> Problem requirements
List every line below containing "posibilidades".

--- Supplied data ---

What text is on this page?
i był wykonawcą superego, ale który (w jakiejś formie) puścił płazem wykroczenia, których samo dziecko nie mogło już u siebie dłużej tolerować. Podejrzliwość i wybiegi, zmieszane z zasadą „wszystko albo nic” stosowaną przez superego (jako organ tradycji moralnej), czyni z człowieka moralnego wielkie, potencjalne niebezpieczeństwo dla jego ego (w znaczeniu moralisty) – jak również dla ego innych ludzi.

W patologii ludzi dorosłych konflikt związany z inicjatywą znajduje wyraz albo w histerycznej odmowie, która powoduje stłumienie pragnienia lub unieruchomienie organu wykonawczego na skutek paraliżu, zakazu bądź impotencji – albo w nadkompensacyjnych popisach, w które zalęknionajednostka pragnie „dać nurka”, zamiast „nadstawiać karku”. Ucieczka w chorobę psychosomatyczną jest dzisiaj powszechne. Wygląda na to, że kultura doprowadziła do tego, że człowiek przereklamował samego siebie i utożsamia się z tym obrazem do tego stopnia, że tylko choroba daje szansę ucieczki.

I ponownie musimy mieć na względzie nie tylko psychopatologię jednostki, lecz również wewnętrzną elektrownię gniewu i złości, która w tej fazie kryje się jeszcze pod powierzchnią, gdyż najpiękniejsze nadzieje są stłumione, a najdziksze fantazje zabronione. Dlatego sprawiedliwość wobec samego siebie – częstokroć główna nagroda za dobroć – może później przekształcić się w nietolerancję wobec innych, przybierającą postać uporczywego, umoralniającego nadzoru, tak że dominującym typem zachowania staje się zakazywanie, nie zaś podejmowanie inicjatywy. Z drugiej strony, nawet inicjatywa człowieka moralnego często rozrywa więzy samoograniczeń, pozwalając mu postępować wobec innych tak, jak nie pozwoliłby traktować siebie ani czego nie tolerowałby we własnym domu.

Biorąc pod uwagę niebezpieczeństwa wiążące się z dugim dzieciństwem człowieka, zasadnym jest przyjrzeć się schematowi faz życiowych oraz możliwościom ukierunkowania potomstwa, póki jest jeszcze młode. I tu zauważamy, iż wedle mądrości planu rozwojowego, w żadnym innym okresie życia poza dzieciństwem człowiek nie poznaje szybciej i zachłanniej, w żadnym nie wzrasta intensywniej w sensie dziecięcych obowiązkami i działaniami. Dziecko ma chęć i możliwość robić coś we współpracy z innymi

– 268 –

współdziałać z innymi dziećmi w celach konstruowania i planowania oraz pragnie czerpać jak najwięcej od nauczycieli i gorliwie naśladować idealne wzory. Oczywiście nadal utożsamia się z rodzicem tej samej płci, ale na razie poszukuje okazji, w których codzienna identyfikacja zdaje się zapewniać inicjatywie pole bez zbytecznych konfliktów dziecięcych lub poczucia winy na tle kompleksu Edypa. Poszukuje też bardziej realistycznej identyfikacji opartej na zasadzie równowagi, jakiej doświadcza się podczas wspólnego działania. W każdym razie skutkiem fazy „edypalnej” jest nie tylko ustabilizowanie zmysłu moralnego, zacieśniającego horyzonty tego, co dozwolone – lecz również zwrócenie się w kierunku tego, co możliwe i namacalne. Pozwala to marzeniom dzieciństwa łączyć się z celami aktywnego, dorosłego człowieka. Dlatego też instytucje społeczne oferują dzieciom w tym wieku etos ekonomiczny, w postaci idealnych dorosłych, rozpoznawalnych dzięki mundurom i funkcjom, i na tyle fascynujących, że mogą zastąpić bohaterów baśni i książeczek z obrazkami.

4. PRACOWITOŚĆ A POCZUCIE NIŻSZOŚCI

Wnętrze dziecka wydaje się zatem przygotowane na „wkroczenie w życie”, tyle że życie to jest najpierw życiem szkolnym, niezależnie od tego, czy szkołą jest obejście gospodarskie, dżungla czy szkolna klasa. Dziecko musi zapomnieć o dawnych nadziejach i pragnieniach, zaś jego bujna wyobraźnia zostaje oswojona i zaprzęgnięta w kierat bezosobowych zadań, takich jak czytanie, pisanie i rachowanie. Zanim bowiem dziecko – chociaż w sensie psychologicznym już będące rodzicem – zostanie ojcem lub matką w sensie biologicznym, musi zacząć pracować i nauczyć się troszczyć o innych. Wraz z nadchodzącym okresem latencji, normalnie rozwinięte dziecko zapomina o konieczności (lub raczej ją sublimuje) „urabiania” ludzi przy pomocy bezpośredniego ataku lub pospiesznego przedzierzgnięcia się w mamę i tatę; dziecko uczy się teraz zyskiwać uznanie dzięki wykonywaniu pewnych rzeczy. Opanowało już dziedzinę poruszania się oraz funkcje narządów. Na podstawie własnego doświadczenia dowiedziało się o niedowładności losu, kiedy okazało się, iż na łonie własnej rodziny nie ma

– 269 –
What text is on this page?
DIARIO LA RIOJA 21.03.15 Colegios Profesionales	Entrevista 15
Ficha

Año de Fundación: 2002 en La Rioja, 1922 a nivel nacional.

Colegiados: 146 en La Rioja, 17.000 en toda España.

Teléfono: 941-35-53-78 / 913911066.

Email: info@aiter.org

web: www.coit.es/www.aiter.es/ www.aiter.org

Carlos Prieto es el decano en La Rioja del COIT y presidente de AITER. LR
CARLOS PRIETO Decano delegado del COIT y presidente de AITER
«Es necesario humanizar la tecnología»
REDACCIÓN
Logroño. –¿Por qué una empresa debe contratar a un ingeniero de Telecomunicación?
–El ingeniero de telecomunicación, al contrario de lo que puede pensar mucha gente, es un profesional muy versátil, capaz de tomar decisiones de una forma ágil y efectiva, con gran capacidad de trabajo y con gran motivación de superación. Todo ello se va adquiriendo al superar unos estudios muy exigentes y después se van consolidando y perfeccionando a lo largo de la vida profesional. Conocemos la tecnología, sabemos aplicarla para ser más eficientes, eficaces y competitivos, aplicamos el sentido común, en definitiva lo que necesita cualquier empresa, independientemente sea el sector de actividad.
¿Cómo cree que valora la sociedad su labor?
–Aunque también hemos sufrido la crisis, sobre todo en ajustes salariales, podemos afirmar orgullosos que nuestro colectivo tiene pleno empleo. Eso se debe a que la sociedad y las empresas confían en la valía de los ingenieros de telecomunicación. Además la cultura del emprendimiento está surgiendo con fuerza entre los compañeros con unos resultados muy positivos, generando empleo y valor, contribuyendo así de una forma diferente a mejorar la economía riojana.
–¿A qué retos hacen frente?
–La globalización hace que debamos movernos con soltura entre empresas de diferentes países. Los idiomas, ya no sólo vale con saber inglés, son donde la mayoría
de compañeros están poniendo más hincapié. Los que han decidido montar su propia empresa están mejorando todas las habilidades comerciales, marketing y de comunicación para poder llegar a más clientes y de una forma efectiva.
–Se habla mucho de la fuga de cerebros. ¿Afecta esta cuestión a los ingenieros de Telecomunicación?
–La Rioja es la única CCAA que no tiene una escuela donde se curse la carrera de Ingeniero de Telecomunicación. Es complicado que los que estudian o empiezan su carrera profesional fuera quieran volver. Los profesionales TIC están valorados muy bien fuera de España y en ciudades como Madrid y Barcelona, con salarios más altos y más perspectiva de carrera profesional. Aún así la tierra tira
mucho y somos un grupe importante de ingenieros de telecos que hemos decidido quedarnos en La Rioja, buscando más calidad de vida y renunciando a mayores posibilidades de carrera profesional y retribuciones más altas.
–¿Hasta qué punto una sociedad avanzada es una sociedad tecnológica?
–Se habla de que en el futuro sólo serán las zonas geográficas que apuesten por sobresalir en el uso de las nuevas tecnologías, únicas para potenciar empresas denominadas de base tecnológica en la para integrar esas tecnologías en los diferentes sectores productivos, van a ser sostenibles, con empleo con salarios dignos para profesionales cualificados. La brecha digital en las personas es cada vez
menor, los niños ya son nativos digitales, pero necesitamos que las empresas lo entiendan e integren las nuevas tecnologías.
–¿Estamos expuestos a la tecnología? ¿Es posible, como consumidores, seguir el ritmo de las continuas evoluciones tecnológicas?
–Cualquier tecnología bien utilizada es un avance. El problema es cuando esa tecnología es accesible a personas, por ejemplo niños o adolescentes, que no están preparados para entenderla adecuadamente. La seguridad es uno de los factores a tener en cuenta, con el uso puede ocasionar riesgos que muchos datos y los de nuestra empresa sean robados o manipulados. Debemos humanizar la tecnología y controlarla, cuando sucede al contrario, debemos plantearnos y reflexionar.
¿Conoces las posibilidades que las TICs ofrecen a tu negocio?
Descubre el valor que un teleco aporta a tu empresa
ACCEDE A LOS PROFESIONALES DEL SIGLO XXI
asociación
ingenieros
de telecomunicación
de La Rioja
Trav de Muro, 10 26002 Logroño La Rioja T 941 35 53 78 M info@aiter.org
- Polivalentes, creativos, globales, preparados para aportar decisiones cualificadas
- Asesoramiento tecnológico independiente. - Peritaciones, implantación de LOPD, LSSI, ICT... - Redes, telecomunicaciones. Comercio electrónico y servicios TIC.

---

> Written solution
mucho y somos un grupe importante de ingenieros de telecos que hemos decidido quedarnos en La Rioja, buscando más calidad de vida y renunciando a mayores posibilidades de carrera profesional y retribuciones más altas.
¿Conoces las posibilidades que las TICs ofrecen a tu negocio?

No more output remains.